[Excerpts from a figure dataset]

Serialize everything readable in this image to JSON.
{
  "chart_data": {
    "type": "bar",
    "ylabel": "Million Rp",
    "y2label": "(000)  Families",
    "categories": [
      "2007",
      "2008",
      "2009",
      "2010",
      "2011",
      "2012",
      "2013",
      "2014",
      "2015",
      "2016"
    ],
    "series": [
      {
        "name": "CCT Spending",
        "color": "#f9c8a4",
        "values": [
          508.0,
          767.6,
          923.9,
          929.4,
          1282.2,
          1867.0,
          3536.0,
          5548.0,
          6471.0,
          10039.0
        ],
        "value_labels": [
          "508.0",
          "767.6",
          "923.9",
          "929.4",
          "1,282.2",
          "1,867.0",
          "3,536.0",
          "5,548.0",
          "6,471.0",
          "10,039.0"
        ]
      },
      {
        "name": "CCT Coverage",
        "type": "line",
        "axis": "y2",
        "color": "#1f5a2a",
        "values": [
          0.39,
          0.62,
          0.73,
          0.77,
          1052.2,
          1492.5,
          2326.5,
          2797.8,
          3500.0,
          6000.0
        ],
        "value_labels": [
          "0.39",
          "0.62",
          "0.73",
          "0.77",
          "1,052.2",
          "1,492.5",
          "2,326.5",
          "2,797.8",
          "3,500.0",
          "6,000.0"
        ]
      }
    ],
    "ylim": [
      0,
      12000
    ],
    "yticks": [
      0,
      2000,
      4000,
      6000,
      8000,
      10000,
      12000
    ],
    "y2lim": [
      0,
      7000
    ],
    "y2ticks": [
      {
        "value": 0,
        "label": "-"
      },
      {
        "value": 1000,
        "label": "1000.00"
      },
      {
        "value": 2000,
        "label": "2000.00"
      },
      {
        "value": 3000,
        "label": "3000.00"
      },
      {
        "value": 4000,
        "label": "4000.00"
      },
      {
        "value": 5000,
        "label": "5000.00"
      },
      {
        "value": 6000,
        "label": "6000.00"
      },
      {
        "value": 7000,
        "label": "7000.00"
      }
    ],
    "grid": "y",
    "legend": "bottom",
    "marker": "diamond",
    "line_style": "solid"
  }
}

PROBLEM: Repeat all of the records above exactly as they appear.

TASK OUTPUT:
Serialize everything readable in this image to JSON.
{
  "chart_data": {
    "type": "bar",
    "ylabel": "Million Rp",
    "y2label": "(000)  Families",
    "categories": [
      "2007",
      "2008",
      "2009",
      "2010",
      "2011",
      "2012",
      "2013",
      "2014",
      "2015",
      "2016"
    ],
    "series": [
      {
        "name": "CCT Spending",
        "color": "#f9c8a4",
        "values": [
          508.0,
          767.6,
          923.9,
          929.4,
          1282.2,
          1867.0,
          3536.0,
          5548.0,
          6471.0,
          10039.0
        ],
        "value_labels": [
          "508.0",
          "767.6",
          "923.9",
          "929.4",
          "1,282.2",
          "1,867.0",
          "3,536.0",
          "5,548.0",
          "6,471.0",
          "10,039.0"
        ]
      },
      {
        "name": "CCT Coverage",
        "type": "line",
        "axis": "y2",
        "color": "#1f5a2a",
        "values": [
          0.39,
          0.62,
          0.73,
          0.77,
          1052.2,
          1492.5,
          2326.5,
          2797.8,
          3500.0,
          6000.0
        ],
        "value_labels": [
          "0.39",
          "0.62",
          "0.73",
          "0.77",
          "1,052.2",
          "1,492.5",
          "2,326.5",
          "2,797.8",
          "3,500.0",
          "6,000.0"
        ]
      }
    ],
    "ylim": [
      0,
      12000
    ],
    "yticks": [
      0,
      2000,
      4000,
      6000,
      8000,
      10000,
      12000
    ],
    "y2lim": [
      0,
      7000
    ],
    "y2ticks": [
      {
        "value": 0,
        "label": "-"
      },
      {
        "value": 1000,
        "label": "1000.00"
      },
      {
        "value": 2000,
        "label": "2000.00"
      },
      {
        "value": 3000,
        "label": "3000.00"
      },
      {
        "value": 4000,
        "label": "4000.00"
      },
      {
        "value": 5000,
        "label": "5000.00"
      },
      {
        "value": 6000,
        "label": "6000.00"
      },
      {
        "value": 7000,
        "label": "7000.00"
      }
    ],
    "grid": "y",
    "legend": "bottom",
    "marker": "diamond",
    "line_style": "solid"
  }
}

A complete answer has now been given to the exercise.